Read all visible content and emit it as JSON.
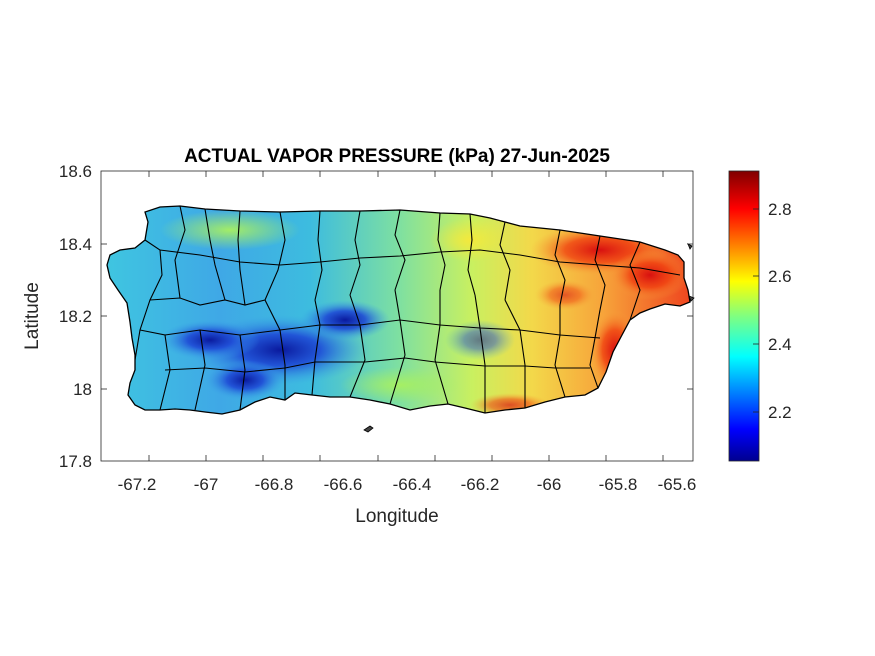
{
  "map": {
    "title": "ACTUAL VAPOR PRESSURE (kPa) 27-Jun-2025",
    "xlabel": "Longitude",
    "ylabel": "Latitude",
    "region": "Puerto Rico",
    "x_ticks": [
      "-67.2",
      "-67",
      "-66.8",
      "-66.6",
      "-66.4",
      "-66.2",
      "-66",
      "-65.8",
      "-65.6"
    ],
    "y_ticks": [
      "18.6",
      "18.4",
      "18.2",
      "18",
      "17.8"
    ],
    "xlim": [
      -67.3,
      -65.58
    ],
    "ylim": [
      17.8,
      18.6
    ],
    "colorbar": {
      "colormap": "jet",
      "range": [
        2.05,
        2.91
      ],
      "ticks": [
        "2.8",
        "2.6",
        "2.4",
        "2.2"
      ]
    },
    "colors": {
      "low": "#00008f",
      "mid": "#f5f500",
      "high": "#800000",
      "boundary": "#000000"
    }
  }
}
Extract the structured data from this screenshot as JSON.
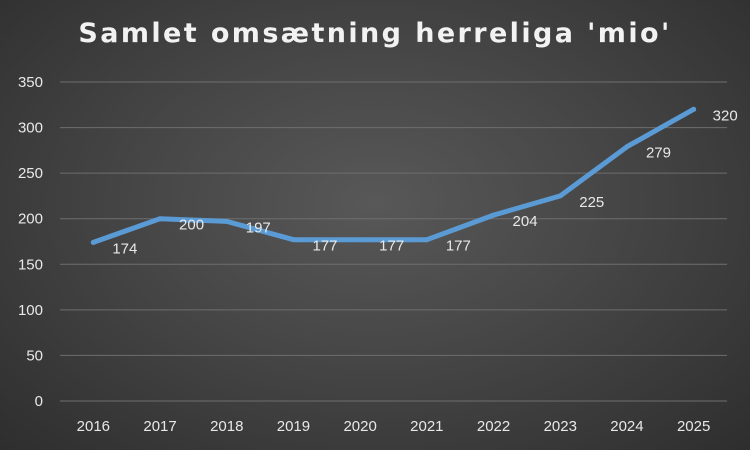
{
  "chart_data": {
    "type": "line",
    "title": "Samlet omsætning herreliga 'mio'",
    "xlabel": "",
    "ylabel": "",
    "categories": [
      "2016",
      "2017",
      "2018",
      "2019",
      "2020",
      "2021",
      "2022",
      "2023",
      "2024",
      "2025"
    ],
    "series": [
      {
        "values": [
          174,
          200,
          197,
          177,
          177,
          177,
          204,
          225,
          279,
          320
        ],
        "color": "#5b9bd5"
      }
    ],
    "data_labels": true,
    "ylim": [
      0,
      350
    ],
    "yticks": [
      0,
      50,
      100,
      150,
      200,
      250,
      300,
      350
    ],
    "grid": true,
    "legend": "none",
    "colors": {
      "text": "#e8e8e8",
      "grid": "#6e6e6e",
      "line": "#5b9bd5"
    }
  }
}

▸ **THE PROBLEM**
Repeat the material above word for word, please, apart from its images.

▸ **TASK RESULT**
Read all visible content and emit it as JSON.
{
  "map": {
    "title": "ACTUAL VAPOR PRESSURE (kPa) 27-Jun-2025",
    "xlabel": "Longitude",
    "ylabel": "Latitude",
    "region": "Puerto Rico",
    "x_ticks": [
      "-67.2",
      "-67",
      "-66.8",
      "-66.6",
      "-66.4",
      "-66.2",
      "-66",
      "-65.8",
      "-65.6"
    ],
    "y_ticks": [
      "18.6",
      "18.4",
      "18.2",
      "18",
      "17.8"
    ],
    "xlim": [
      -67.3,
      -65.58
    ],
    "ylim": [
      17.8,
      18.6
    ],
    "colorbar": {
      "colormap": "jet",
      "range": [
        2.05,
        2.91
      ],
      "ticks": [
        "2.8",
        "2.6",
        "2.4",
        "2.2"
      ]
    },
    "colors": {
      "low": "#00008f",
      "mid": "#f5f500",
      "high": "#800000",
      "boundary": "#000000"
    }
  }
}
Extract the structured data from this screenshot as JSON.
{
  "chart_data": {
    "type": "line",
    "title": "Samlet omsætning herreliga 'mio'",
    "xlabel": "",
    "ylabel": "",
    "categories": [
      "2016",
      "2017",
      "2018",
      "2019",
      "2020",
      "2021",
      "2022",
      "2023",
      "2024",
      "2025"
    ],
    "series": [
      {
        "values": [
          174,
          200,
          197,
          177,
          177,
          177,
          204,
          225,
          279,
          320
        ],
        "color": "#5b9bd5"
      }
    ],
    "data_labels": true,
    "ylim": [
      0,
      350
    ],
    "yticks": [
      0,
      50,
      100,
      150,
      200,
      250,
      300,
      350
    ],
    "grid": true,
    "legend": "none",
    "colors": {
      "text": "#e8e8e8",
      "grid": "#6e6e6e",
      "line": "#5b9bd5"
    }
  }
}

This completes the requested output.